(Required work)
Give the number of lines below that contain "JSON", with no other output.

(Records to use)
===============

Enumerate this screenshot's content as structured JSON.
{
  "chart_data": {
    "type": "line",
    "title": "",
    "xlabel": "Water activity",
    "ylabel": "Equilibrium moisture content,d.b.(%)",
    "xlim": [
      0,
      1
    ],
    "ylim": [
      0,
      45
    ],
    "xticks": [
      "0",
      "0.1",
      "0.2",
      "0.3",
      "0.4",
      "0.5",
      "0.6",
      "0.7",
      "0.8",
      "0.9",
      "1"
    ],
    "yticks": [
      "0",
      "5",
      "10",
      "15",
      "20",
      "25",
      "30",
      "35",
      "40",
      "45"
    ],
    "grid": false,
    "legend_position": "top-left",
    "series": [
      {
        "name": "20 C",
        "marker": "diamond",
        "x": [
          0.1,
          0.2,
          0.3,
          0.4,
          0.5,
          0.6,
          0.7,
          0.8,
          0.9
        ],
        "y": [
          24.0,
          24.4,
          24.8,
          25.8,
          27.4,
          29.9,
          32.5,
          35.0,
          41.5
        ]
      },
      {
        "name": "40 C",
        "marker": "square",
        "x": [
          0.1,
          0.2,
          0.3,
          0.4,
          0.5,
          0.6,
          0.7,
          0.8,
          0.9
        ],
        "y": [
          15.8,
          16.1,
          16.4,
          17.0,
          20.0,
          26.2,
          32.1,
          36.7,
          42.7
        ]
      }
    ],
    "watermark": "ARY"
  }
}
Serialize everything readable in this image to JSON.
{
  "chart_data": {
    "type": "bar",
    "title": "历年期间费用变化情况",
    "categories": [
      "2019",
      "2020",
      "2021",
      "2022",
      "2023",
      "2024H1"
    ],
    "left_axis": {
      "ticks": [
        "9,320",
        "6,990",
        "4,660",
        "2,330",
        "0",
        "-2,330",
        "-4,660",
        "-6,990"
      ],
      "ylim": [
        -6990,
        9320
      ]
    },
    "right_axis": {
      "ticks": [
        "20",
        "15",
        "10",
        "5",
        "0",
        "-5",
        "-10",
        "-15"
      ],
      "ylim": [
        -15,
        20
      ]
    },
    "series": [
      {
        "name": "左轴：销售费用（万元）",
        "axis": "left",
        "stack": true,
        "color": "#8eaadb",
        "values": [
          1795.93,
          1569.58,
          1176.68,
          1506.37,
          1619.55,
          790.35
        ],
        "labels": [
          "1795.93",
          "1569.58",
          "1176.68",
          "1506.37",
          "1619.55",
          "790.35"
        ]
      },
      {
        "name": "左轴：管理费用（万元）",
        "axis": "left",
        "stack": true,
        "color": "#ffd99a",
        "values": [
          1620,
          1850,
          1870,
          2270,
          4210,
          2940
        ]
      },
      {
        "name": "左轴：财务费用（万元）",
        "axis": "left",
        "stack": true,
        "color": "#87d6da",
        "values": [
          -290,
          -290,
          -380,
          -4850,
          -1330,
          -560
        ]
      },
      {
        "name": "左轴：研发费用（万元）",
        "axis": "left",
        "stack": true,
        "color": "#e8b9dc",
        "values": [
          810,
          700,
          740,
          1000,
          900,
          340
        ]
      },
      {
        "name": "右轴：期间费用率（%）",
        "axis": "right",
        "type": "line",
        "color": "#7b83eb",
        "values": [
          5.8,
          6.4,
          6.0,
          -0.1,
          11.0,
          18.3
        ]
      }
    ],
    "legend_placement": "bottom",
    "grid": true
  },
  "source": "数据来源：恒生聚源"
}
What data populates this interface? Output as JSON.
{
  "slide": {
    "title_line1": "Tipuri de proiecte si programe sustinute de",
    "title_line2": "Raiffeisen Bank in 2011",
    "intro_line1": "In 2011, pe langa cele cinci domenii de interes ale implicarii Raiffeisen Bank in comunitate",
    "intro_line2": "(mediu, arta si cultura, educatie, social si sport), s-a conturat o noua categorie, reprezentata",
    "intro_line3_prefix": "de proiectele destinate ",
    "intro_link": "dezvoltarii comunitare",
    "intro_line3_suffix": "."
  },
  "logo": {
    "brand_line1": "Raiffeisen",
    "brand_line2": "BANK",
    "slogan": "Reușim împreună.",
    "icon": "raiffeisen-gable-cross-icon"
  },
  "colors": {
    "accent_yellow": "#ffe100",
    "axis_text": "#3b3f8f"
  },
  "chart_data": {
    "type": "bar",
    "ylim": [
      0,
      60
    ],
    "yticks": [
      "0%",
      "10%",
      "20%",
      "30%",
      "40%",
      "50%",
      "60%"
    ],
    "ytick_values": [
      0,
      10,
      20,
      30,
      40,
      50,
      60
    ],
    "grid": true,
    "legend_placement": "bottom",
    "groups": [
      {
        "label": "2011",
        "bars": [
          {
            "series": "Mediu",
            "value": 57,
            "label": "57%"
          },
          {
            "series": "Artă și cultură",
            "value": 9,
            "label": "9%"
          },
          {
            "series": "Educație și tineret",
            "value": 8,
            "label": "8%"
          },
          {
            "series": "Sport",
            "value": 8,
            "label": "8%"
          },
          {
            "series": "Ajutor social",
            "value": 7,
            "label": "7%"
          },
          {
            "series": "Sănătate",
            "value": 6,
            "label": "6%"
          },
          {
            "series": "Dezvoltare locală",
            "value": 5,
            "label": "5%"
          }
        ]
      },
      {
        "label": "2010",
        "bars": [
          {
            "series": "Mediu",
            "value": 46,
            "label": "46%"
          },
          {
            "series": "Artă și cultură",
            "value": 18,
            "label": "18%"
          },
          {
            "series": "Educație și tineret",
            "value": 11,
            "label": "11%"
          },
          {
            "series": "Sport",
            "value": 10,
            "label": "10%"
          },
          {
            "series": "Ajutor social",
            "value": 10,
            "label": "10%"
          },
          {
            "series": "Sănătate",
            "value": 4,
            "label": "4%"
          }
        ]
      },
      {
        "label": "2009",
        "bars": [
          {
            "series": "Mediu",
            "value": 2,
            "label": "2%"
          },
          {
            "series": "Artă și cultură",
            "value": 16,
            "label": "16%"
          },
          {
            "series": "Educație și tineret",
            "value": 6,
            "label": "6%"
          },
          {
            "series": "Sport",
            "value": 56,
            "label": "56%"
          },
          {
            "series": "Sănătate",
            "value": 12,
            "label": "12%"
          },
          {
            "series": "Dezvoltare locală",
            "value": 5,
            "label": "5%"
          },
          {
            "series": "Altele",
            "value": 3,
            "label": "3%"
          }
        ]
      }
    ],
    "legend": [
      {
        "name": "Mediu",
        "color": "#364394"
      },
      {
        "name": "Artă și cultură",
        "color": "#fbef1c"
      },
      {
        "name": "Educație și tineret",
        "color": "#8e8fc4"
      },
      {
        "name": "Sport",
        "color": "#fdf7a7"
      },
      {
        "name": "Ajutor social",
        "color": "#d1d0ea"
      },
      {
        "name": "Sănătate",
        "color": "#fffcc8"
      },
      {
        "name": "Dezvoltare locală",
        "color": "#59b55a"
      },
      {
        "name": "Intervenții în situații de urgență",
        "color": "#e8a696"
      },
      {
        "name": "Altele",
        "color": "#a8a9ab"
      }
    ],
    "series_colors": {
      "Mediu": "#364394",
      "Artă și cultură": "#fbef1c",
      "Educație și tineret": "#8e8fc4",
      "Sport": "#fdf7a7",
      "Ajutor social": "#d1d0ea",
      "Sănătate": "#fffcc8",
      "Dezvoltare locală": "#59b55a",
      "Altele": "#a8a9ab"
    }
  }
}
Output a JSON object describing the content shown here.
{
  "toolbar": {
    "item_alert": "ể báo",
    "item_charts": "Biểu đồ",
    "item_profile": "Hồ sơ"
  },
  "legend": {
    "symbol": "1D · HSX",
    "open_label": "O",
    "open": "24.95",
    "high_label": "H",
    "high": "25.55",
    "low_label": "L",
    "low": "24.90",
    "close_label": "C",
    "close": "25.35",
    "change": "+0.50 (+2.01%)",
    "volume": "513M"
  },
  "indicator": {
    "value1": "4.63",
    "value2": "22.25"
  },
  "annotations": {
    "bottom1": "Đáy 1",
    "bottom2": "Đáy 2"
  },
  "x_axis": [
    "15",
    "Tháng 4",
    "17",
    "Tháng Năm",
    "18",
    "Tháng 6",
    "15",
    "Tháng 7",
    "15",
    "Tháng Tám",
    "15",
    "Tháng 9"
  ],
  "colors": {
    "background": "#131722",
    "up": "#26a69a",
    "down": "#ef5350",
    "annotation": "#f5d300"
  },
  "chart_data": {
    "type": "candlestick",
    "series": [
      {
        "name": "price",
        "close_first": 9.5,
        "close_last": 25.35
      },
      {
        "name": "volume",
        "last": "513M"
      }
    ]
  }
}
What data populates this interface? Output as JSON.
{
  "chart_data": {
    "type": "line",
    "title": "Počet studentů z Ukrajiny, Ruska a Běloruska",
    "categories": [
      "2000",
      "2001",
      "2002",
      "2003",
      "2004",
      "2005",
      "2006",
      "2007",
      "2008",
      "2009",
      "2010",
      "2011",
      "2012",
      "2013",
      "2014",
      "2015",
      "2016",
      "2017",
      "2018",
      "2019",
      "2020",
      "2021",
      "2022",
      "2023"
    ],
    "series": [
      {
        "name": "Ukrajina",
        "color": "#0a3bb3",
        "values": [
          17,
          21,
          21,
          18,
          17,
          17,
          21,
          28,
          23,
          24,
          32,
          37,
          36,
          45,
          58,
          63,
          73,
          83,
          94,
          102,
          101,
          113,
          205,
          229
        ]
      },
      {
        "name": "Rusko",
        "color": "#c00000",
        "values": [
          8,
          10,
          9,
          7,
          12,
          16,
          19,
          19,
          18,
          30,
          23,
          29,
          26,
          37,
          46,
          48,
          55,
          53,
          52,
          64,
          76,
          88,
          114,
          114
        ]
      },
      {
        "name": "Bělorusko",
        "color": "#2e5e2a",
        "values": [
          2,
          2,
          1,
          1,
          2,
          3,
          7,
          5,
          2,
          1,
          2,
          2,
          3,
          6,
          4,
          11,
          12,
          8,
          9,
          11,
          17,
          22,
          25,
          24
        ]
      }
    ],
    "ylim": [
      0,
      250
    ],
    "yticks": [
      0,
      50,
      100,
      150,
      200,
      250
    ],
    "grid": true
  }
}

===============

(The reply)
5